*** Record extracts ***
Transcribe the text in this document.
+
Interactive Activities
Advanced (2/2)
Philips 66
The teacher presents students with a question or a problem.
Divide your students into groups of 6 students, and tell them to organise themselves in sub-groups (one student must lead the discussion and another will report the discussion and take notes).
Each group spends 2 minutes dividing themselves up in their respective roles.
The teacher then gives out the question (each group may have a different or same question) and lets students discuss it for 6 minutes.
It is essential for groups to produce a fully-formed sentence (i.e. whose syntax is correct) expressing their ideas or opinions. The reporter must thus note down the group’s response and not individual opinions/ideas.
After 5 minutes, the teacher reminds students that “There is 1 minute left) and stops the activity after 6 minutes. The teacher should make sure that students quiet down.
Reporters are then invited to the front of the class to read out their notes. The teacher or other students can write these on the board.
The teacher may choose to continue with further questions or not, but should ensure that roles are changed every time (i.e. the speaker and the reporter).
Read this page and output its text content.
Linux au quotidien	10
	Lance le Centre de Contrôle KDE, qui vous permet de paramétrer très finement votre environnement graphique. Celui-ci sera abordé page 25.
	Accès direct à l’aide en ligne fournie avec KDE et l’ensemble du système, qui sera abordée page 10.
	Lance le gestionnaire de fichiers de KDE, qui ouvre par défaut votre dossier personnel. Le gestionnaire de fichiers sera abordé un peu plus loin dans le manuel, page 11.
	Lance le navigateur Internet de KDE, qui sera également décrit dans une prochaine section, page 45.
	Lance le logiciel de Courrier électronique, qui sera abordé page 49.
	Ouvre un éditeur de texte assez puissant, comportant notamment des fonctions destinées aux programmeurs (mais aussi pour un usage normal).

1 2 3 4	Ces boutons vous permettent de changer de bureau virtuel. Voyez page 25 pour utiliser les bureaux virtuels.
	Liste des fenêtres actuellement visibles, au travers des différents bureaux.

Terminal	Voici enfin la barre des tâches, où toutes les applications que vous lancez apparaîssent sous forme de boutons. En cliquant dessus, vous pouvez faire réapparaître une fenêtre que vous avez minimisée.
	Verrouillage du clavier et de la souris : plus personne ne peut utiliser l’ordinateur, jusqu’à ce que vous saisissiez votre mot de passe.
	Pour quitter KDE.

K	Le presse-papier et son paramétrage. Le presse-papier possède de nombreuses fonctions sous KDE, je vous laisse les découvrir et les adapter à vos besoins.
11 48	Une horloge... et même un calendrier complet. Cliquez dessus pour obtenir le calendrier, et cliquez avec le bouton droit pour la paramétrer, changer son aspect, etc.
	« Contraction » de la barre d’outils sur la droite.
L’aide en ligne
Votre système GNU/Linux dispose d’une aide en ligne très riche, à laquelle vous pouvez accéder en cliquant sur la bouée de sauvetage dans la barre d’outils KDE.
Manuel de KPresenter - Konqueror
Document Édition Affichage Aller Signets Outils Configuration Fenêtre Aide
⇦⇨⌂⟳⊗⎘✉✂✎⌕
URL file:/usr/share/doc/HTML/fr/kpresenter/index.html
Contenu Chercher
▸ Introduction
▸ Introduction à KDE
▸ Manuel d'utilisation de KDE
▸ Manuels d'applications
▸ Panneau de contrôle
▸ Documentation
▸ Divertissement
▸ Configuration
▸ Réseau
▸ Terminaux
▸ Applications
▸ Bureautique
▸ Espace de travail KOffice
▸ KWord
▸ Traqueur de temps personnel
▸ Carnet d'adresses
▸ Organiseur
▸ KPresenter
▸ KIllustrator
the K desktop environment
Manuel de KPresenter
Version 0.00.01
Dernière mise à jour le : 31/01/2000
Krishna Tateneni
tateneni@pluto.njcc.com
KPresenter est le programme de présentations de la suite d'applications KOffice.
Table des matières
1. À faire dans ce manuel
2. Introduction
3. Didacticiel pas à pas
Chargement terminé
***
* Exercise aim: Transcribe all entries exactly as they are given.

* Correct answer:
Transcribe the text in this document.
+
Interactive Activities
Advanced (2/2)
Philips 66
The teacher presents students with a question or a problem.
Divide your students into groups of 6 students, and tell them to organise themselves in sub-groups (one student must lead the discussion and another will report the discussion and take notes).
Each group spends 2 minutes dividing themselves up in their respective roles.
The teacher then gives out the question (each group may have a different or same question) and lets students discuss it for 6 minutes.
It is essential for groups to produce a fully-formed sentence (i.e. whose syntax is correct) expressing their ideas or opinions. The reporter must thus note down the group’s response and not individual opinions/ideas.
After 5 minutes, the teacher reminds students that “There is 1 minute left) and stops the activity after 6 minutes. The teacher should make sure that students quiet down.
Reporters are then invited to the front of the class to read out their notes. The teacher or other students can write these on the board.
The teacher may choose to continue with further questions or not, but should ensure that roles are changed every time (i.e. the speaker and the reporter).
Read this page and output its text content.
Linux au quotidien	10
	Lance le Centre de Contrôle KDE, qui vous permet de paramétrer très finement votre environnement graphique. Celui-ci sera abordé page 25.
	Accès direct à l’aide en ligne fournie avec KDE et l’ensemble du système, qui sera abordée page 10.
	Lance le gestionnaire de fichiers de KDE, qui ouvre par défaut votre dossier personnel. Le gestionnaire de fichiers sera abordé un peu plus loin dans le manuel, page 11.
	Lance le navigateur Internet de KDE, qui sera également décrit dans une prochaine section, page 45.
	Lance le logiciel de Courrier électronique, qui sera abordé page 49.
	Ouvre un éditeur de texte assez puissant, comportant notamment des fonctions destinées aux programmeurs (mais aussi pour un usage normal).

1 2 3 4	Ces boutons vous permettent de changer de bureau virtuel. Voyez page 25 pour utiliser les bureaux virtuels.
	Liste des fenêtres actuellement visibles, au travers des différents bureaux.

Terminal	Voici enfin la barre des tâches, où toutes les applications que vous lancez apparaîssent sous forme de boutons. En cliquant dessus, vous pouvez faire réapparaître une fenêtre que vous avez minimisée.
	Verrouillage du clavier et de la souris : plus personne ne peut utiliser l’ordinateur, jusqu’à ce que vous saisissiez votre mot de passe.
	Pour quitter KDE.

K	Le presse-papier et son paramétrage. Le presse-papier possède de nombreuses fonctions sous KDE, je vous laisse les découvrir et les adapter à vos besoins.
11 48	Une horloge... et même un calendrier complet. Cliquez dessus pour obtenir le calendrier, et cliquez avec le bouton droit pour la paramétrer, changer son aspect, etc.
	« Contraction » de la barre d’outils sur la droite.
L’aide en ligne
Votre système GNU/Linux dispose d’une aide en ligne très riche, à laquelle vous pouvez accéder en cliquant sur la bouée de sauvetage dans la barre d’outils KDE.
Manuel de KPresenter - Konqueror
Document Édition Affichage Aller Signets Outils Configuration Fenêtre Aide
⇦⇨⌂⟳⊗⎘✉✂✎⌕
URL file:/usr/share/doc/HTML/fr/kpresenter/index.html
Contenu Chercher
▸ Introduction
▸ Introduction à KDE
▸ Manuel d'utilisation de KDE
▸ Manuels d'applications
▸ Panneau de contrôle
▸ Documentation
▸ Divertissement
▸ Configuration
▸ Réseau
▸ Terminaux
▸ Applications
▸ Bureautique
▸ Espace de travail KOffice
▸ KWord
▸ Traqueur de temps personnel
▸ Carnet d'adresses
▸ Organiseur
▸ KPresenter
▸ KIllustrator
the K desktop environment
Manuel de KPresenter
Version 0.00.01
Dernière mise à jour le : 31/01/2000
Krishna Tateneni
tateneni@pluto.njcc.com
KPresenter est le programme de présentations de la suite d'applications KOffice.
Table des matières
1. À faire dans ce manuel
2. Introduction
3. Didacticiel pas à pas
Chargement terminé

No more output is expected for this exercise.